Excerpts from a figure dataset:
• • • • • • •

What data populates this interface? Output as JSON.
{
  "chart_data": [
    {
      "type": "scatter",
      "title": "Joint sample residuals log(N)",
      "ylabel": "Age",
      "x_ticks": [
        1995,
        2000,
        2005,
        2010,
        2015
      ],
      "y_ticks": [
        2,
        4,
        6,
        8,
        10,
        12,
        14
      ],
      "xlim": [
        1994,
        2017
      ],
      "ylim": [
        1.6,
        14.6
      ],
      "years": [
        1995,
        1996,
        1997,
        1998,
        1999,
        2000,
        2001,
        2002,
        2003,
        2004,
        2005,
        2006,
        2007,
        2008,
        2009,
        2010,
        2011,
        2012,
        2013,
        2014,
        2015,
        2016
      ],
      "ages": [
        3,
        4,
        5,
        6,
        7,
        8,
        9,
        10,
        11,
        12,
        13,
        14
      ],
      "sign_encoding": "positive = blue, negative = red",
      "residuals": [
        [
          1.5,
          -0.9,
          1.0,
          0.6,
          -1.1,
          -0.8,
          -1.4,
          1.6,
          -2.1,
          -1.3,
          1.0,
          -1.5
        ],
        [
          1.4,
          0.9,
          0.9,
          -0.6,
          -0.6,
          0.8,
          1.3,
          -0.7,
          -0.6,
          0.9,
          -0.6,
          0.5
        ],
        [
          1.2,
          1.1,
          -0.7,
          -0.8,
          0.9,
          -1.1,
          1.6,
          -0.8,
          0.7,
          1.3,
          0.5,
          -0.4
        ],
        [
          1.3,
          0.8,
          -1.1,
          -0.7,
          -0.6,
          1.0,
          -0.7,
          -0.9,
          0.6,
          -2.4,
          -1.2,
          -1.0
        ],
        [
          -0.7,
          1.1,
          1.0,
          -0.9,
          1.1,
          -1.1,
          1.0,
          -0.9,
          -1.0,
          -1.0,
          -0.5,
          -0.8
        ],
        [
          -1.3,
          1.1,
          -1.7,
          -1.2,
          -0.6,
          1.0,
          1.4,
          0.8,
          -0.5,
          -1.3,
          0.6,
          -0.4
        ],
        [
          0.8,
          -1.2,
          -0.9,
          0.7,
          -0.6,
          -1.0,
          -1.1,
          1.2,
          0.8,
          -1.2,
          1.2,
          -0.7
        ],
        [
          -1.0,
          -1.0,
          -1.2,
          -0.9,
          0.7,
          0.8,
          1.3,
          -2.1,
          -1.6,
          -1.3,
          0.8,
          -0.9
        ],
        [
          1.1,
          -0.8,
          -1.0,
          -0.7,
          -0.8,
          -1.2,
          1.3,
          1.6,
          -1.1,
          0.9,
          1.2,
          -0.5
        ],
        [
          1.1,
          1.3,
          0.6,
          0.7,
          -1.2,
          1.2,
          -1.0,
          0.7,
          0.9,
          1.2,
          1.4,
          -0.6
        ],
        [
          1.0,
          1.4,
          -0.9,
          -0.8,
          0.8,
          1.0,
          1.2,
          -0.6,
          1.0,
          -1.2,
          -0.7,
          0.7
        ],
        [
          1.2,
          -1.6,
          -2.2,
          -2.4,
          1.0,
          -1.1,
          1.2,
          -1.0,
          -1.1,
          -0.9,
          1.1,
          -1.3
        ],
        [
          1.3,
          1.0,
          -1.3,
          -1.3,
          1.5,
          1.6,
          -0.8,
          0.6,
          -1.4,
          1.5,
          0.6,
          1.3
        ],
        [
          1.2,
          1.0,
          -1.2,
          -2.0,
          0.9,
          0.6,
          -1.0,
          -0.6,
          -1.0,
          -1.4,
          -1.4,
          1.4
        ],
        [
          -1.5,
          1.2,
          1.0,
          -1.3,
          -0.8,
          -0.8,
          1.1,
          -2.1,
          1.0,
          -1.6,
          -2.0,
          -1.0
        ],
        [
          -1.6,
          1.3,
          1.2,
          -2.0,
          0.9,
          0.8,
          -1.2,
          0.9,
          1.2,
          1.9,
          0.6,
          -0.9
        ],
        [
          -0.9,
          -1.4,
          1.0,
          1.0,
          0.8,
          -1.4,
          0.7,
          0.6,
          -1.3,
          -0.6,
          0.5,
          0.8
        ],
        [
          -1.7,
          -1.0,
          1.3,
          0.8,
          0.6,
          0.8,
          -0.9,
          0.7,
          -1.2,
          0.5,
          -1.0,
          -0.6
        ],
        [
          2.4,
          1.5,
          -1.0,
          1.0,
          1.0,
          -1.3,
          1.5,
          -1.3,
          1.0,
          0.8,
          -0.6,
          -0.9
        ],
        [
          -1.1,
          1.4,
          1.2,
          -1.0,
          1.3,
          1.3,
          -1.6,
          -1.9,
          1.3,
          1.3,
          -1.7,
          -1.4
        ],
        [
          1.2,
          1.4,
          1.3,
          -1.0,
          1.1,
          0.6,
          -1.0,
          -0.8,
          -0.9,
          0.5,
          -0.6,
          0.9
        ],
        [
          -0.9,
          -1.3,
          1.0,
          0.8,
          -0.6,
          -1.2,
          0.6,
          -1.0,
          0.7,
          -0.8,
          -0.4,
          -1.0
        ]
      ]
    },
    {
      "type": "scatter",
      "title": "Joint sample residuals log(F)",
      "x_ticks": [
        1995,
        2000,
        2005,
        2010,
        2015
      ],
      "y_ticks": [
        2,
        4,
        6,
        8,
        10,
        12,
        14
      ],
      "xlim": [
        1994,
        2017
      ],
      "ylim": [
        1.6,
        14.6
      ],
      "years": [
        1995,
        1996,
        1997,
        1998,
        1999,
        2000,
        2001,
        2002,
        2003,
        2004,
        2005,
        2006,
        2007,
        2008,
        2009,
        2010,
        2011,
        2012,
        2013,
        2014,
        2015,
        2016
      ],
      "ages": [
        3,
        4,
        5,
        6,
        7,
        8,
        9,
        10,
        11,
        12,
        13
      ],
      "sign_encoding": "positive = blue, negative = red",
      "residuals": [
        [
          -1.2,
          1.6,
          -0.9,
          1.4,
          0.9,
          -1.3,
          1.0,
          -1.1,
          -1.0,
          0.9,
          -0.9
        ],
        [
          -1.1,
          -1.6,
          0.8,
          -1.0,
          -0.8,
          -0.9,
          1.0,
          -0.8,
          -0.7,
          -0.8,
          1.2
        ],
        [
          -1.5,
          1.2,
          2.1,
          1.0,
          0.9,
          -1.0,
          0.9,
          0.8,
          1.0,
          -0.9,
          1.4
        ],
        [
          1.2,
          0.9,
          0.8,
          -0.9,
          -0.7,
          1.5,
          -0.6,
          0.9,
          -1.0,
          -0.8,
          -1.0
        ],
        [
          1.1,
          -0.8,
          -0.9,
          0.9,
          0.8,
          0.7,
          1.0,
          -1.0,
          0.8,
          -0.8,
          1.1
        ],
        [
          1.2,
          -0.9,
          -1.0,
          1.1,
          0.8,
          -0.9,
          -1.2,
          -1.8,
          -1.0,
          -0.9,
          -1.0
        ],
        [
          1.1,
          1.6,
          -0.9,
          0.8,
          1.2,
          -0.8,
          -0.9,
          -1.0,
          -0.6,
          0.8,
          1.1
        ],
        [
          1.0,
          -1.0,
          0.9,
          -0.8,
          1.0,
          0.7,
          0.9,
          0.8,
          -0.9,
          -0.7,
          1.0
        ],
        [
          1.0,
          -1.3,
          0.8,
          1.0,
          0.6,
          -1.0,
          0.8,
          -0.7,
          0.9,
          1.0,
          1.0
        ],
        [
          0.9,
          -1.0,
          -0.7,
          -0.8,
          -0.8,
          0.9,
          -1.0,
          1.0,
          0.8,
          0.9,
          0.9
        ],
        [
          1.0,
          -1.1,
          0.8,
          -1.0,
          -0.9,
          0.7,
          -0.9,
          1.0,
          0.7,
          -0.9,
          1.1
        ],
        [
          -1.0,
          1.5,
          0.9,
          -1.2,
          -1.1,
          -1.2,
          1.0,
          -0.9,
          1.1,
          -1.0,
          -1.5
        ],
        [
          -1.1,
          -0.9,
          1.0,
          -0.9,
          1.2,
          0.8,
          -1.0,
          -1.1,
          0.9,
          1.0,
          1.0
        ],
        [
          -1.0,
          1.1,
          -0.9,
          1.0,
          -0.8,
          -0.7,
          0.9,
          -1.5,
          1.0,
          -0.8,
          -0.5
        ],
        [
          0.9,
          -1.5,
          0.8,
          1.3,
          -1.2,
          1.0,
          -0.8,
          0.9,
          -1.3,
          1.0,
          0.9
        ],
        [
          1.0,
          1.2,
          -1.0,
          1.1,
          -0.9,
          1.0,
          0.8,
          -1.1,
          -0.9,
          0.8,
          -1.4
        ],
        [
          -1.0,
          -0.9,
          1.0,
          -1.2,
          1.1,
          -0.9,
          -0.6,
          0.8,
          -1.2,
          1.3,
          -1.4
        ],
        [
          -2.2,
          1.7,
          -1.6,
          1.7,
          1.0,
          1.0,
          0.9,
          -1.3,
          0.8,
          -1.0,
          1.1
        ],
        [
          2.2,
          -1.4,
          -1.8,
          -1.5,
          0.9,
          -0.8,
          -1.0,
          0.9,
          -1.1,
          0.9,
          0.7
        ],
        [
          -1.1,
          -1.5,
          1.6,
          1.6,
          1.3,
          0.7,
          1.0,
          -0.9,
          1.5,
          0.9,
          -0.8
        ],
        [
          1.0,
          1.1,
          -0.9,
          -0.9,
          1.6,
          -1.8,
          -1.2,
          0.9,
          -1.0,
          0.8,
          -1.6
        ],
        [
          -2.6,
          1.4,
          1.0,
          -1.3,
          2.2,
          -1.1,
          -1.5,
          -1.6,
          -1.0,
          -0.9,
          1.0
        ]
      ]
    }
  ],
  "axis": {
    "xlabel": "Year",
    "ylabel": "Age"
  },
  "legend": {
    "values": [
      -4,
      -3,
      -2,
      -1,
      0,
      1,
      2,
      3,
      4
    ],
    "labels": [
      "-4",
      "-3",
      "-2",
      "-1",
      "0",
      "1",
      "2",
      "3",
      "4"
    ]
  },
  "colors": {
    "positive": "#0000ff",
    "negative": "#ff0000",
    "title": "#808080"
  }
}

• • • • • • •

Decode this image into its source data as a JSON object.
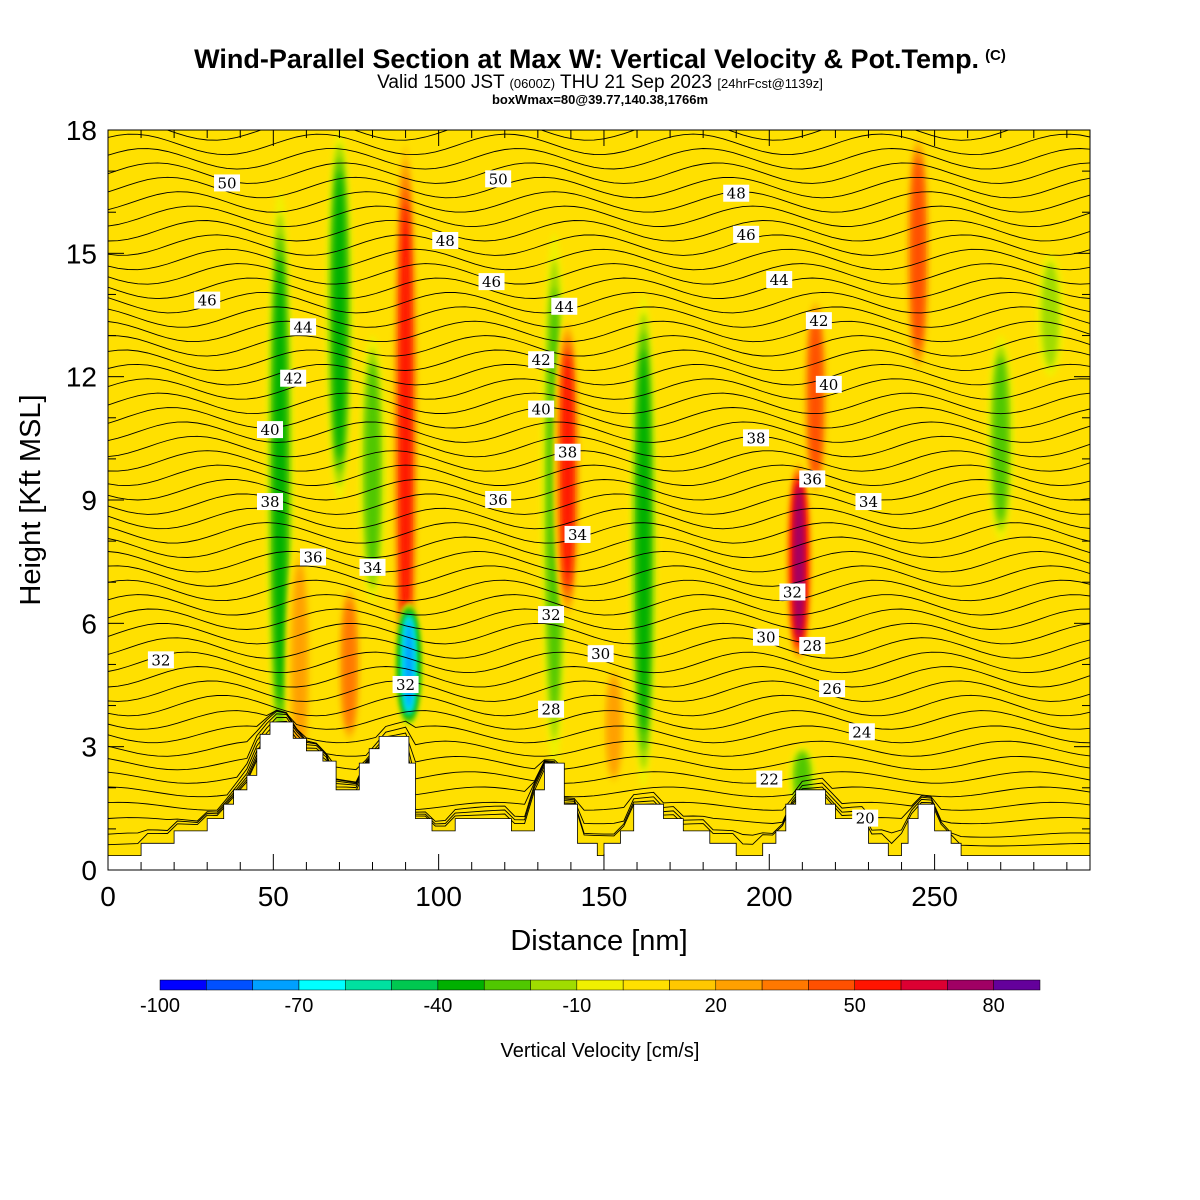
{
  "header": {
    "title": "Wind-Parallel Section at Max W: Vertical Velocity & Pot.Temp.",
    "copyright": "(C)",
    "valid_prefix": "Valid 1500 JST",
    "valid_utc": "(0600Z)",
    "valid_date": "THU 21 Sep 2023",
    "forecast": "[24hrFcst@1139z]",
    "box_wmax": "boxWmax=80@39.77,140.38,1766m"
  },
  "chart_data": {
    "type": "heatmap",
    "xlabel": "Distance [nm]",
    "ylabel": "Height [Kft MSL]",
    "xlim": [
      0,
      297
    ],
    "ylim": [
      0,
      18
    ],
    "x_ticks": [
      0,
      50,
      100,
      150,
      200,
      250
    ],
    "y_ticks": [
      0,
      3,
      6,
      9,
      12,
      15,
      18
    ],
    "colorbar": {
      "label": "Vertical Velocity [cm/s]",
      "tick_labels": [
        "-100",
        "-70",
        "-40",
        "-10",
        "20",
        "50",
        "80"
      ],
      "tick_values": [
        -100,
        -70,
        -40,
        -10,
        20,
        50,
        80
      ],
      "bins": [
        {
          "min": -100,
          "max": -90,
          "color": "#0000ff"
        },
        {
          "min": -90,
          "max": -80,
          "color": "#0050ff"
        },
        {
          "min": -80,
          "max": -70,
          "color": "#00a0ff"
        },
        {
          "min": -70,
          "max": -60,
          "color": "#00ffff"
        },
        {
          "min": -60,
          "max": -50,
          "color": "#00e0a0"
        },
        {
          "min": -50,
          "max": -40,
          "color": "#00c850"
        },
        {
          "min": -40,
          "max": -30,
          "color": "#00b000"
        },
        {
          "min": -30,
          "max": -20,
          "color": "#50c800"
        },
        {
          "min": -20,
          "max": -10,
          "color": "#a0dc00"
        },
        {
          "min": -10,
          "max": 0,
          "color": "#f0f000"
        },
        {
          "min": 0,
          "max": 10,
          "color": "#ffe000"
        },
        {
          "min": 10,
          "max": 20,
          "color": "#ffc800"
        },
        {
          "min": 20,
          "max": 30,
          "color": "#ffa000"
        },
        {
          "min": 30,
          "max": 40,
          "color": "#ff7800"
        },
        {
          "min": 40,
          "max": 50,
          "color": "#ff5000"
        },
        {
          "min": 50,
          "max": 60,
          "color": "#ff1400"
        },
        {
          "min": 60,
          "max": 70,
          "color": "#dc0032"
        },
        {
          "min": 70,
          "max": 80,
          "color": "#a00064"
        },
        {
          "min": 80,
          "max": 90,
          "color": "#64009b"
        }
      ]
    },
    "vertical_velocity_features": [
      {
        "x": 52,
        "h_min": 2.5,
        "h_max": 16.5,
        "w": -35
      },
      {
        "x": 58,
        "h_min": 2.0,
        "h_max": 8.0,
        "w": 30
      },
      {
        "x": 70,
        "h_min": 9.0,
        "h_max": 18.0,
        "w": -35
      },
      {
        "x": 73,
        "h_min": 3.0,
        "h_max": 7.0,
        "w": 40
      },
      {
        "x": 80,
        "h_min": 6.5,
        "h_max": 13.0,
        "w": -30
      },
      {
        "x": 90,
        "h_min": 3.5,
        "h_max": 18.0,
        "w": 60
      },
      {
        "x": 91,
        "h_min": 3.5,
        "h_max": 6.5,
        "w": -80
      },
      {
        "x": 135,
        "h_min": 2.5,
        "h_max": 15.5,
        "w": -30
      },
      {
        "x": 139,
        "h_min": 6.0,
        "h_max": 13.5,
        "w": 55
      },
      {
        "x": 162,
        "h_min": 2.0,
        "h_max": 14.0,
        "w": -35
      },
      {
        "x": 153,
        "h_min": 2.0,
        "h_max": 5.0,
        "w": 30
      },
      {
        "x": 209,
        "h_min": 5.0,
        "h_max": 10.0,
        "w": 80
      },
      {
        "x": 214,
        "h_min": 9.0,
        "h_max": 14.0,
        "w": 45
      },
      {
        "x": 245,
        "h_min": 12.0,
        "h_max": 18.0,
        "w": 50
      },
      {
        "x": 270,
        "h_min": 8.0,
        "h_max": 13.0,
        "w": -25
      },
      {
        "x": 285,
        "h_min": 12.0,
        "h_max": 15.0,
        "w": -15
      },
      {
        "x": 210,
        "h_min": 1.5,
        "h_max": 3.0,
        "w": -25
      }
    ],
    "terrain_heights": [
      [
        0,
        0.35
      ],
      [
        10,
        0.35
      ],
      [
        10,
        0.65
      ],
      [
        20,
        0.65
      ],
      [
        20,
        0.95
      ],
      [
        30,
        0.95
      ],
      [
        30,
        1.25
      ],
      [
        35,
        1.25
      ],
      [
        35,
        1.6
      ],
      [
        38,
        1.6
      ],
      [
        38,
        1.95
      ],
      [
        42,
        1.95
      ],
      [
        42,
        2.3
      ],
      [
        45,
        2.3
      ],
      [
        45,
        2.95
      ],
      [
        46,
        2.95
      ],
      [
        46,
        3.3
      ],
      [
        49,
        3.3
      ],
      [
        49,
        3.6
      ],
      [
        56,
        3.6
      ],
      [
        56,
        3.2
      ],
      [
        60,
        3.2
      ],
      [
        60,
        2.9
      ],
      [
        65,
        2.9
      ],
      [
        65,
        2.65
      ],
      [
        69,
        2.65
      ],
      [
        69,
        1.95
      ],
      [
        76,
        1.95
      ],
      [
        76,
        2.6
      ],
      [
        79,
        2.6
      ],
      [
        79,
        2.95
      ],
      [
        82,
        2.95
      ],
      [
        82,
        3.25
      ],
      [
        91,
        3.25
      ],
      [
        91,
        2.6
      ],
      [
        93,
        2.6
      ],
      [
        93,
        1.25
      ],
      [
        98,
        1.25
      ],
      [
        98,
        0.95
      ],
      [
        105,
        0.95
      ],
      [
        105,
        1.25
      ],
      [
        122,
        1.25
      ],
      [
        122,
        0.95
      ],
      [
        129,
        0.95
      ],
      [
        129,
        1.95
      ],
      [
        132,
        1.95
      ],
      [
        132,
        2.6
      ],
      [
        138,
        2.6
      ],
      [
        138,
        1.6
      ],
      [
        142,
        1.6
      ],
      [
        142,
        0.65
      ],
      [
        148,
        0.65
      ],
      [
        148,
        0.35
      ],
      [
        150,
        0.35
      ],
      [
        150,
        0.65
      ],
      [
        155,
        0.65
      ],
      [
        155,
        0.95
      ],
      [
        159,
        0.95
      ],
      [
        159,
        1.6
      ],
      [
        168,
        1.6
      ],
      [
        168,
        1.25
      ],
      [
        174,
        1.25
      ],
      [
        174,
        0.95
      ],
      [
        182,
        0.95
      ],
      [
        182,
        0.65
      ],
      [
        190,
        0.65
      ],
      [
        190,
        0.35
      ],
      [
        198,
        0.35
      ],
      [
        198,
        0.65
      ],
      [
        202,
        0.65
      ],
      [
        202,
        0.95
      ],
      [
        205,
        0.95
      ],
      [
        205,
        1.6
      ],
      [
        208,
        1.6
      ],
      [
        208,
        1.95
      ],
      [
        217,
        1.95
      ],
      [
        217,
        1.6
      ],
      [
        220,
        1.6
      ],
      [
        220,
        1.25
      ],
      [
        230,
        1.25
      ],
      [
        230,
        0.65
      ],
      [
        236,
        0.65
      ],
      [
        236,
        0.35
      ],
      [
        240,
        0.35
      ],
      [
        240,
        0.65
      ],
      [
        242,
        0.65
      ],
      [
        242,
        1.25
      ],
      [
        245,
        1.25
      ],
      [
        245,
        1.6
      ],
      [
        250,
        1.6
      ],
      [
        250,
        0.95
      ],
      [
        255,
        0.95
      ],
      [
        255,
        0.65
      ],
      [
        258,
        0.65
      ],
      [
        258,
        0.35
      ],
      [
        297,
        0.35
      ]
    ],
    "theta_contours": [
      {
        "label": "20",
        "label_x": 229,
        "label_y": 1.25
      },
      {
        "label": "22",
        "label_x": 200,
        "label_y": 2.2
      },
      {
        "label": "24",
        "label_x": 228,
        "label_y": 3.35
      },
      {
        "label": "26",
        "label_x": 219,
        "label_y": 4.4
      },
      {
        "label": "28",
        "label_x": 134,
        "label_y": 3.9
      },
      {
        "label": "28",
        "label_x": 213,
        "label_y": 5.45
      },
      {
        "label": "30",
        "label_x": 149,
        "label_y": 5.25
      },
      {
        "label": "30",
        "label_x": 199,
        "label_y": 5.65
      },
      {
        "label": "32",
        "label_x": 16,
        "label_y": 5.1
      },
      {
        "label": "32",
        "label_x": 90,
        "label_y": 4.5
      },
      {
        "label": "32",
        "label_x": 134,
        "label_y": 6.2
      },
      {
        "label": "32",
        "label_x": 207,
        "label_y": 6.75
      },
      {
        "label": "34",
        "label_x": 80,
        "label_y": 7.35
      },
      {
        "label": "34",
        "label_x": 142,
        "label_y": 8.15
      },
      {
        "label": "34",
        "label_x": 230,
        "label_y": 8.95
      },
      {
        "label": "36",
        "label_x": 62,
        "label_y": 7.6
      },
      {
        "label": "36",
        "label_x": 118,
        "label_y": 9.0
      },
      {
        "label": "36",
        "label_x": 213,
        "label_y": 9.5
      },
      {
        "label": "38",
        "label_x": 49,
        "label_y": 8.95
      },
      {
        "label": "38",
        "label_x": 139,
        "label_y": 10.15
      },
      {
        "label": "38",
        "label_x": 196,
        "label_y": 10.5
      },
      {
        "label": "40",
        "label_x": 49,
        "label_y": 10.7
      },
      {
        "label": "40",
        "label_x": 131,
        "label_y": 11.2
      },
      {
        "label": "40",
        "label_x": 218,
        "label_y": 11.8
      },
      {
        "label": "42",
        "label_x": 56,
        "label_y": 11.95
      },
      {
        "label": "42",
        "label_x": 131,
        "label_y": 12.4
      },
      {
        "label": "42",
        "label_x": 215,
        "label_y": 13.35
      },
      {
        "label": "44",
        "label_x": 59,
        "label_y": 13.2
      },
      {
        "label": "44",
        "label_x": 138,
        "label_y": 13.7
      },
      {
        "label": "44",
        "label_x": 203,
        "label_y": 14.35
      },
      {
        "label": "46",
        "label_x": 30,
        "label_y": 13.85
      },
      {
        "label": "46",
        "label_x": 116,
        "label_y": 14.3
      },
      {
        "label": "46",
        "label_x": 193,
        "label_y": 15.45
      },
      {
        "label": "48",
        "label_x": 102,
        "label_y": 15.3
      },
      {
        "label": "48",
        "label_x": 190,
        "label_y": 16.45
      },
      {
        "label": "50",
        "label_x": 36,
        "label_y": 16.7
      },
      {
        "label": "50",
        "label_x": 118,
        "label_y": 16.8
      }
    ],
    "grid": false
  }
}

• • • • • • •

The problem = Select every line in the material above where the string "sample" occurs, and copy it.

Full response =
      "title": "Joint sample residuals log(N)",
      "title": "Joint sample residuals log(F)",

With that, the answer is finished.